Task - Return each line containing the string "piControl".

Entries supplied -

.....

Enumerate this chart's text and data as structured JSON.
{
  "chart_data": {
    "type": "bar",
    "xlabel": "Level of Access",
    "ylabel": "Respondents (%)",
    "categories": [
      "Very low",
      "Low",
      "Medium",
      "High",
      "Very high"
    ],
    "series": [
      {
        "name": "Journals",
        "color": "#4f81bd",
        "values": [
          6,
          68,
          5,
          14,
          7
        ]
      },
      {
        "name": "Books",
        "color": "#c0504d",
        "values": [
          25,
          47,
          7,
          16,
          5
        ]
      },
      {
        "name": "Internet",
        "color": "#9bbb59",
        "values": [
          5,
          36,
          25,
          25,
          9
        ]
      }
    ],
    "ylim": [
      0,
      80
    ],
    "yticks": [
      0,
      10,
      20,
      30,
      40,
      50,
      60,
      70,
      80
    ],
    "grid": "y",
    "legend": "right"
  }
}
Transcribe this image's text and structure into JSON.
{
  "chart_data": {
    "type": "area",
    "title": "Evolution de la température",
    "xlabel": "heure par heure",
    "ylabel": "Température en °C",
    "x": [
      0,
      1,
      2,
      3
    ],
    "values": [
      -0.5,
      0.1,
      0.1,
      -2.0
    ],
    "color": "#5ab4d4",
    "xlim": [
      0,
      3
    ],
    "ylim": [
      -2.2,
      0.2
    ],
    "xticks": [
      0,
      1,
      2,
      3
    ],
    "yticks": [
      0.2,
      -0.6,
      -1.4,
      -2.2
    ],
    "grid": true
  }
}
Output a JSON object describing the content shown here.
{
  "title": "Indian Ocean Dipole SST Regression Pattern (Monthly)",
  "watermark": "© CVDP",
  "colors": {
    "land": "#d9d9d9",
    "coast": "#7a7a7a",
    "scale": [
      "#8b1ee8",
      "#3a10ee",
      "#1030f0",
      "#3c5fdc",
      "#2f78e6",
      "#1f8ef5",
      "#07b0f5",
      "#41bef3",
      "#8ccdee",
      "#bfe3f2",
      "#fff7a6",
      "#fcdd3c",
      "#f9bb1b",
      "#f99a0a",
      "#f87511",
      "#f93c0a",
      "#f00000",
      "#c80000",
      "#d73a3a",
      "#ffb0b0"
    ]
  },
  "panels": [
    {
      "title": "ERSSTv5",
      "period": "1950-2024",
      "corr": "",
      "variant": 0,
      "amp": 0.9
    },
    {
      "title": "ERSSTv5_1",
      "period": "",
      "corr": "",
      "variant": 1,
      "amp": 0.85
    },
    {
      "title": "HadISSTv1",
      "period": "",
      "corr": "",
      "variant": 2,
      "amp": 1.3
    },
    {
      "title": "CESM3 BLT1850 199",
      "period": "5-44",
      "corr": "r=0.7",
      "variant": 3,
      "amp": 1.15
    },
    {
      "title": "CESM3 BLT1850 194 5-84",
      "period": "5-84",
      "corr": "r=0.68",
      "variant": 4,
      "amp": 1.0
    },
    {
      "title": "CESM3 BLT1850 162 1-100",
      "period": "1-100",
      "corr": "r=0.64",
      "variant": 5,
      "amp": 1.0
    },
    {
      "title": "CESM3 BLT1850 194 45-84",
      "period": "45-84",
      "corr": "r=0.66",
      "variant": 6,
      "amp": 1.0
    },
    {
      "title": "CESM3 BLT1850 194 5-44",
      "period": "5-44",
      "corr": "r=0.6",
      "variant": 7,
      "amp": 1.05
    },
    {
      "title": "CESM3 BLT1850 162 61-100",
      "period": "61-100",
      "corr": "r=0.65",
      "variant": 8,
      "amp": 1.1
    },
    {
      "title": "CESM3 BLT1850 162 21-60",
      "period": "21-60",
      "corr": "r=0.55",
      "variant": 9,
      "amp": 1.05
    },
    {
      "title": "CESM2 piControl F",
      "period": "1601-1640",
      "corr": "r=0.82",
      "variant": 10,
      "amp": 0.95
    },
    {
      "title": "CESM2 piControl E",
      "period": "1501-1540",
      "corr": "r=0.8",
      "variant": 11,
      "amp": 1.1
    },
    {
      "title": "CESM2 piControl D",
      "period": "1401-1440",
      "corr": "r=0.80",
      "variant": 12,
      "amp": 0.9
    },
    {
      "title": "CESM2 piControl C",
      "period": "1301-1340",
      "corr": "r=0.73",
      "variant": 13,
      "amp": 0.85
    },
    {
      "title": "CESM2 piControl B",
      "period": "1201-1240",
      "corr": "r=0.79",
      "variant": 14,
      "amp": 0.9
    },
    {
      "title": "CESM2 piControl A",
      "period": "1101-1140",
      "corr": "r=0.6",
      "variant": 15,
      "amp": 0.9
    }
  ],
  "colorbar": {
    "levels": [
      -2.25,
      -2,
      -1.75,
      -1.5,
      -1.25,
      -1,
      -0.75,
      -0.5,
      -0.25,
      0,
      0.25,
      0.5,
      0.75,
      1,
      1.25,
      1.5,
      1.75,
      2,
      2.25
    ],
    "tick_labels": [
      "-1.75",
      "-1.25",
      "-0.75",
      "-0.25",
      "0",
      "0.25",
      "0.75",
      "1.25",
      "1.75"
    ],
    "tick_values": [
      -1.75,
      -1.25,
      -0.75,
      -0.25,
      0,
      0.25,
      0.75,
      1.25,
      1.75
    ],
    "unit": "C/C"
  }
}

.....

Exercise result -
      "title": "CESM2 piControl F",
      "title": "CESM2 piControl E",
      "title": "CESM2 piControl D",
      "title": "CESM2 piControl C",
      "title": "CESM2 piControl B",
      "title": "CESM2 piControl A",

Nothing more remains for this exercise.